Selected text:
T1 phage-encoded transcription regulator Pir (Orf23) controls AI-2- and sugar-dependent prophage induction. (A) Pir is a functional transcription regulator. Activities of hol, dam, pir, and recE promoters controlling gfp expression (measured by flow cytometry and expressed in arbitrary units [AU]) in the absence (pir⁻) or presence (pir⁺) of plasmid-harbored pir were measured in E. coli W3110 by flow cytometry. (B) pir and hol were upregulated during AI-2- and glucose-mediated prophage induction. Activities of pir and hol promoters were measured at the onset of visible cell lysis by flow cytometry. (C) Activities of pir and hol promoters in a phage-free background strain, BL21(DE3), were measured by flow cytometry 2 h after addition of 30 μM DPD/AI-2 or 0.2% glucose. (D) Effect of CRISPRi-mediated inhibition of pir expression on lysis of E. coli ATCC 15144. Single dots represent optical densities of individual E. coli cultures (CRISPRi⁻ aTc⁻) carrying a CRISPRi system without (CRISPRi⁺ aTc⁻) or with (CRISPRi⁺ aTc⁺) induction of dCas9 protein expression, measured 2 h after addition of 10 μl E. coli W3110 cell-free supernatant. aTc, anhydrotetracycline. (E) hol promoter activity measured by flow cytometry in the setup described in the panel D legend. Single dots represent hol promoter activities in individual cultures. Means of results from a minimum of three independent replicates are shown; error bars represent standard deviations. P values were calculated using the Mann-Whitney test (****, P < 0.0001; ***, P < 0.0005; **, P < 0.005; ns, not significant).

FIG 3

Glucose uptake activates pir expression via cAMP-CRP. (A) Deletion of E. coli adenylate cyclase (cyaA) results in increased pir expression combined with insensitivity to glucose. The effect of cyaA deletion can be partially complemented by addition of 250 mM cAMP to the growth medium. Activity of pir promoter controlling gfp expression was measured by flow cytometry. Results are expressed in arbitrary units (AU). Single dots represent pir promoter activities in individual cultures. Means of results from a minimum of four independent replicates are shown; error bars represent standard deviations. P values were calculated using the Mann-Whitney test (****, P < 0.0001; **, P < 0.005; *, P < 0.05; ns, not significant). (B) Regulation of pir promoter controlling gfp by cAMP-CRP in an in vitro transcription-translation system (see Materials and Methods for details). GFP fluorescence was measured in a plate reader, and values were normalized to the fluorescence intensity at the time point 0 s. Synthetic constitutive promoter J23101 was used as a negative control. Means of results of three independent replicates are shown; error bars represent standard deviations.

Entries provided:
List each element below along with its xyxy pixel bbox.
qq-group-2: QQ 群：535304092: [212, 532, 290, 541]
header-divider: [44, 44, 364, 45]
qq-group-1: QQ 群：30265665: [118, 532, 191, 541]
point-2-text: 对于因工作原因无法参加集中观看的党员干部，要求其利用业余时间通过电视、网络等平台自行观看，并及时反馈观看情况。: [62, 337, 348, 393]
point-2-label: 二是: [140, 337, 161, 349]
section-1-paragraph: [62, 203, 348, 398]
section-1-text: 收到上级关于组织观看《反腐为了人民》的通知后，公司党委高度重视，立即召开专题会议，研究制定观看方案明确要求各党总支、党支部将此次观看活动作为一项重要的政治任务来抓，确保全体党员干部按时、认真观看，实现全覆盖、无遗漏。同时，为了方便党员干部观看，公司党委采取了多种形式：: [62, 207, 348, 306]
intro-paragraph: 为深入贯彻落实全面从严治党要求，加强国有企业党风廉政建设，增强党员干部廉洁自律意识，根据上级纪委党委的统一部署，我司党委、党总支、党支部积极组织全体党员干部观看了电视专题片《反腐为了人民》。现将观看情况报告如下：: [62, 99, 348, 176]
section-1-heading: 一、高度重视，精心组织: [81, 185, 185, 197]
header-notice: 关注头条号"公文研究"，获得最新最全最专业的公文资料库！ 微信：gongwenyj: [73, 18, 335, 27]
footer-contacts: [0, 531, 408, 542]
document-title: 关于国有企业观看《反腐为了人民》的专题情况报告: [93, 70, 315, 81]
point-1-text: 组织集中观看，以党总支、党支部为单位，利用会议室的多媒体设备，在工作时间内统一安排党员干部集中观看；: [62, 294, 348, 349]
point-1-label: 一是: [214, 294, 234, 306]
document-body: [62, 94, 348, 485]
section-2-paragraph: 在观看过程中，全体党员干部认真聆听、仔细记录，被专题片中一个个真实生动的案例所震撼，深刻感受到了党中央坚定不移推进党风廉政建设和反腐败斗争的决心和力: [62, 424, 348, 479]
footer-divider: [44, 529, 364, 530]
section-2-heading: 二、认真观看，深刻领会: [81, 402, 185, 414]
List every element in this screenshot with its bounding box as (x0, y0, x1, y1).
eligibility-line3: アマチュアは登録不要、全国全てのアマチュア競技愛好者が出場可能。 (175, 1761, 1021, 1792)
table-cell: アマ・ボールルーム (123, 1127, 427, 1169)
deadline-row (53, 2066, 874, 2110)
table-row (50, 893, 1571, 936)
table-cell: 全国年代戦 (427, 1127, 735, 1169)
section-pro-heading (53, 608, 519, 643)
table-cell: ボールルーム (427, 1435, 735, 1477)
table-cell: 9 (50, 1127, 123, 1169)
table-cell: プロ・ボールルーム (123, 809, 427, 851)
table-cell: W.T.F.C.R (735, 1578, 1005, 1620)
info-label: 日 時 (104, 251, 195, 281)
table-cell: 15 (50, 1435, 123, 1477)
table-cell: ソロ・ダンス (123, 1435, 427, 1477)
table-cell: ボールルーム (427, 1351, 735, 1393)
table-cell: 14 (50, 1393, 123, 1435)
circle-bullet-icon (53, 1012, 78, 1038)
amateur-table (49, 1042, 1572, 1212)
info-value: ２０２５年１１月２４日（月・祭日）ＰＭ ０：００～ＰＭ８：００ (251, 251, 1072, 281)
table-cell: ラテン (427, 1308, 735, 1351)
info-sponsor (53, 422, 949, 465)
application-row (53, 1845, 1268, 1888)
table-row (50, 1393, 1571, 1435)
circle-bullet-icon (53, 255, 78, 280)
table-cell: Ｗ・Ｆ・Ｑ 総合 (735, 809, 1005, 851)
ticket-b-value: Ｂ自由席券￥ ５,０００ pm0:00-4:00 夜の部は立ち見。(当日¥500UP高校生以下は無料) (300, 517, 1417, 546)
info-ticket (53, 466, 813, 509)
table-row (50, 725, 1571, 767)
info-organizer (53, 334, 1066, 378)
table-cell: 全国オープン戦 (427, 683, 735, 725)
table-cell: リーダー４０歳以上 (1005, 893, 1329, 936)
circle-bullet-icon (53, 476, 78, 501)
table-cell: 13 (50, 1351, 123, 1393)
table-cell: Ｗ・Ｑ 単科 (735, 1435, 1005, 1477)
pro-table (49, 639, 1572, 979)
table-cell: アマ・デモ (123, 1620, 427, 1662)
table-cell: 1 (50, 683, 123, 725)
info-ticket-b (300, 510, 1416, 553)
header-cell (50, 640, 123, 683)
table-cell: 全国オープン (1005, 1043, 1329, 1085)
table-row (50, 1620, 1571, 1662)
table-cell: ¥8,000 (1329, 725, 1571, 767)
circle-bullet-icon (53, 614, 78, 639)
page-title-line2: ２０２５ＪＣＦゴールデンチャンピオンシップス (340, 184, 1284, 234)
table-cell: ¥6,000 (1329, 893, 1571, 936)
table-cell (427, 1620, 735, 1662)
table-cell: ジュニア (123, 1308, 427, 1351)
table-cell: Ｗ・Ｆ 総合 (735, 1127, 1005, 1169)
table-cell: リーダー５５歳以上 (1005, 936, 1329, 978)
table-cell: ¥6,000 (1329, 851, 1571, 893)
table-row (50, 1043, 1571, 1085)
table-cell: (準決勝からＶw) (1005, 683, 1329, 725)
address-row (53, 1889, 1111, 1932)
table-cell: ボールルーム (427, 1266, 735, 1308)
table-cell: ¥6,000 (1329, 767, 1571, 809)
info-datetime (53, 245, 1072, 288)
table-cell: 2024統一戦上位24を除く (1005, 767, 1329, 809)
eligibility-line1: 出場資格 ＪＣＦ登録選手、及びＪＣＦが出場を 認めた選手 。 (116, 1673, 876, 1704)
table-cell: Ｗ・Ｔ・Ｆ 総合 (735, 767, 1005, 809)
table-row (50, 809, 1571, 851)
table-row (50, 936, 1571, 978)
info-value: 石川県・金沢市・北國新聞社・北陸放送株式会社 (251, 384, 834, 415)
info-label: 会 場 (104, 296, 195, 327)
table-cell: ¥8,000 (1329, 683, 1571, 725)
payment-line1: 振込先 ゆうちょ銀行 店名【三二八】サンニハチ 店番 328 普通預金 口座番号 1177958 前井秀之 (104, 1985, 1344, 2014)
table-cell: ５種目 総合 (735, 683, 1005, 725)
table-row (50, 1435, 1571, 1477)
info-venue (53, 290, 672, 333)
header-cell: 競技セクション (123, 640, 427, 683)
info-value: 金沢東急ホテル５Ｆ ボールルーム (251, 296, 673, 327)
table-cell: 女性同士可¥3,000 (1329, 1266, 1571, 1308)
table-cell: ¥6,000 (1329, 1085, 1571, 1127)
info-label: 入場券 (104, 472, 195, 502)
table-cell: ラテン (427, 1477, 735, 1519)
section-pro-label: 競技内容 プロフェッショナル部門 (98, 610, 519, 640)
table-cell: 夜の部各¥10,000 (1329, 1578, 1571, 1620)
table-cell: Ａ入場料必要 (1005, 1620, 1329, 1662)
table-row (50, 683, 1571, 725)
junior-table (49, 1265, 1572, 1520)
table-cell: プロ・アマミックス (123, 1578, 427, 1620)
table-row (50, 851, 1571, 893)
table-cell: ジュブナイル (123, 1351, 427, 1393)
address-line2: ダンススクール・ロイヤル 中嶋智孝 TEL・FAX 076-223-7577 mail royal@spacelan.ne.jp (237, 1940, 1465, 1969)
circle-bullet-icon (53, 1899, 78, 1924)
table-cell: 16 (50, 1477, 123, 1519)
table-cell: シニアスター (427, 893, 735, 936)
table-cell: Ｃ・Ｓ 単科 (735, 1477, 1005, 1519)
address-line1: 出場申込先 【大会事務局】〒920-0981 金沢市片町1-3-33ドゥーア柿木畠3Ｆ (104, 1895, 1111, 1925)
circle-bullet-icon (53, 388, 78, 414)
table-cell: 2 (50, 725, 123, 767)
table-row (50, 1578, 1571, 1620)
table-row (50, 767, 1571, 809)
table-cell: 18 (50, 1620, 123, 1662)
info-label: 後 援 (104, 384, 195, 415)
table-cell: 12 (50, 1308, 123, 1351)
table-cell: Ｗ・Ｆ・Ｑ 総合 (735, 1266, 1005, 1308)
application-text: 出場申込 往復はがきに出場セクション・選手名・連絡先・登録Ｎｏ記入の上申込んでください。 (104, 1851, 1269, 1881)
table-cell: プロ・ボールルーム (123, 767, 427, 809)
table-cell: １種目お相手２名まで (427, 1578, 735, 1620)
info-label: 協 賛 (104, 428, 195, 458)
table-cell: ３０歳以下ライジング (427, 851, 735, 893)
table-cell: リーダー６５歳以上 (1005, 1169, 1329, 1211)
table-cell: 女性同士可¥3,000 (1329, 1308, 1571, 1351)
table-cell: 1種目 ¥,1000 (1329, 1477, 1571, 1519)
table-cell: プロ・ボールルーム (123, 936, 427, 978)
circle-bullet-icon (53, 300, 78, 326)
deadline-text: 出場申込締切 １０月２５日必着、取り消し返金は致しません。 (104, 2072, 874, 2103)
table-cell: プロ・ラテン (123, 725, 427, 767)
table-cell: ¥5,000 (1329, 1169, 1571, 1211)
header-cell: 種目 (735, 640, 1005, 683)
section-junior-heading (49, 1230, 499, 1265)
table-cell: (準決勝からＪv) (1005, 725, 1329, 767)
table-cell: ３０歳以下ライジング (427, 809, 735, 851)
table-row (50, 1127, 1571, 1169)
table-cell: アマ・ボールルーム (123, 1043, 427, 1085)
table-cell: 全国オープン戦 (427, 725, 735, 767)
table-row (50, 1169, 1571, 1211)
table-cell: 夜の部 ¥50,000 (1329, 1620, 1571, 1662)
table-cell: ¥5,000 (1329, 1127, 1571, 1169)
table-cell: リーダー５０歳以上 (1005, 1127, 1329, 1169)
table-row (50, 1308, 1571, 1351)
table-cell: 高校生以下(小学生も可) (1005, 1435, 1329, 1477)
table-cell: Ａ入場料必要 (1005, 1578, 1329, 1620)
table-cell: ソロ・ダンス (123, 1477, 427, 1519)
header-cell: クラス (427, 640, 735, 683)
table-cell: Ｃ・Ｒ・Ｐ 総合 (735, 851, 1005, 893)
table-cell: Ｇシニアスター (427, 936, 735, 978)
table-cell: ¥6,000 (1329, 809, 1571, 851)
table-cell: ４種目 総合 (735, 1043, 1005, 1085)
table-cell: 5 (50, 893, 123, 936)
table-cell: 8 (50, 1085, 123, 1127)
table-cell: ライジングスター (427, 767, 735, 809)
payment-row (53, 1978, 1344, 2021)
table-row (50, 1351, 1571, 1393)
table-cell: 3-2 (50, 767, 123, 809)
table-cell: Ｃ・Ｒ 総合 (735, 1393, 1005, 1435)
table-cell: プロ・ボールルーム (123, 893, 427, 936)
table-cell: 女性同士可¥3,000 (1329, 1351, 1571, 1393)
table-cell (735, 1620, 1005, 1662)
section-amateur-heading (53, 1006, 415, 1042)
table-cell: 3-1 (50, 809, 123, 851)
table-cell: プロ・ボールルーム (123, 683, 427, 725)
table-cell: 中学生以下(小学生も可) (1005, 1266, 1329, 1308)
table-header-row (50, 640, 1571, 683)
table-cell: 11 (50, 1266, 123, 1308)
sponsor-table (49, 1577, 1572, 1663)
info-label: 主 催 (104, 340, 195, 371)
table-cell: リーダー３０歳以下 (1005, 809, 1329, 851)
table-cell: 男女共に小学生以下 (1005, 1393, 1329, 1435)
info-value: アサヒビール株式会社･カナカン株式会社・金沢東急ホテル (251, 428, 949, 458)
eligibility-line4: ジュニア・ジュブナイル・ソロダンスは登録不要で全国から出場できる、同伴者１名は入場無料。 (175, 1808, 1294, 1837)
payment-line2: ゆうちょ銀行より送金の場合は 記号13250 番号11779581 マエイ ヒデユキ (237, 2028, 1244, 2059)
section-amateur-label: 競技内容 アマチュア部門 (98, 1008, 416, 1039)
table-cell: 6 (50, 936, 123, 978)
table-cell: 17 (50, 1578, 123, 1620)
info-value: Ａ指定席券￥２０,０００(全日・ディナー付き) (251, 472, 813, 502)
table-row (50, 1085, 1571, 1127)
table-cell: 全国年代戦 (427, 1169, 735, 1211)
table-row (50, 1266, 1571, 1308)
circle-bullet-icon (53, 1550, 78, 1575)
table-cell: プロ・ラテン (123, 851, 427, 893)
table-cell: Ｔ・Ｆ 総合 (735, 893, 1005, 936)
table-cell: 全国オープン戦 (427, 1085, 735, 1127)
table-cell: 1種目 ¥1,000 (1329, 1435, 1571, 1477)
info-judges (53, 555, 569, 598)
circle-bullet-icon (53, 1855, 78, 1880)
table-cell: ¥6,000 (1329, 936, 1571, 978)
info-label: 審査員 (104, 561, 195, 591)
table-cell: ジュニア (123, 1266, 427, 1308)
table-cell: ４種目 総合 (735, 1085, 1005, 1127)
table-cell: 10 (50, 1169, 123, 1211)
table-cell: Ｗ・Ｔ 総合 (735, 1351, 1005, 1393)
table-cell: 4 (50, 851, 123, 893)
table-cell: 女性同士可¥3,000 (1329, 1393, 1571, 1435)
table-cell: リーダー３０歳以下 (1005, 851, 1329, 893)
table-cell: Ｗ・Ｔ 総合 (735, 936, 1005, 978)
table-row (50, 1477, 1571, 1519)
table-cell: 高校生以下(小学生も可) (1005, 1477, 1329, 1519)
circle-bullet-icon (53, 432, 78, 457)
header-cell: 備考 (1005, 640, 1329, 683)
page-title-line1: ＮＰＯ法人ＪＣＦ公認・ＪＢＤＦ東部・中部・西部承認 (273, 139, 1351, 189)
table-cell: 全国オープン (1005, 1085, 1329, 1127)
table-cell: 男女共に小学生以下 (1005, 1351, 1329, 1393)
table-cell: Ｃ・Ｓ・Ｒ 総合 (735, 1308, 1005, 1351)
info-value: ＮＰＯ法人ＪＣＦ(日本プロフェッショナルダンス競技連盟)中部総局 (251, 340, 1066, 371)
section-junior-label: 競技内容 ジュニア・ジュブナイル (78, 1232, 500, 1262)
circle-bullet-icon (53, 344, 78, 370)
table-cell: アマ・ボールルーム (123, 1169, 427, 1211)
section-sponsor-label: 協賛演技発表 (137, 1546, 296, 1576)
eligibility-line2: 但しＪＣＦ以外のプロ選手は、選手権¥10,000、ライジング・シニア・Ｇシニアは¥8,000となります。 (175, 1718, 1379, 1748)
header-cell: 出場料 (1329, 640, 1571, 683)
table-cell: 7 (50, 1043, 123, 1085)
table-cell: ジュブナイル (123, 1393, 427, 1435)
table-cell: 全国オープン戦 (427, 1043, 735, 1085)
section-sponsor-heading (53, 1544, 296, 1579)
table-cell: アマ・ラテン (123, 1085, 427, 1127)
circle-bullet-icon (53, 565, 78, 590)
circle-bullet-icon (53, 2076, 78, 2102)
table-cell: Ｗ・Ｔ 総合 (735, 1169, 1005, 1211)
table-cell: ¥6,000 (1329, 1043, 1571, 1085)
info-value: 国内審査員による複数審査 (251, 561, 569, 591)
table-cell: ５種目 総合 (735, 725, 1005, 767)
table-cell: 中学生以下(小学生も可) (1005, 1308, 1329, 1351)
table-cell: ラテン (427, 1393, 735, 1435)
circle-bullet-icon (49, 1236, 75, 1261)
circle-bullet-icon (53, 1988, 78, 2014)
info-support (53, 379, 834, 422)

What needs to be done:
According to the figure legends, what served as the negative control in the in vitro transcription-translation system?

Answer section:
The synthetic constitutive promoter J23101.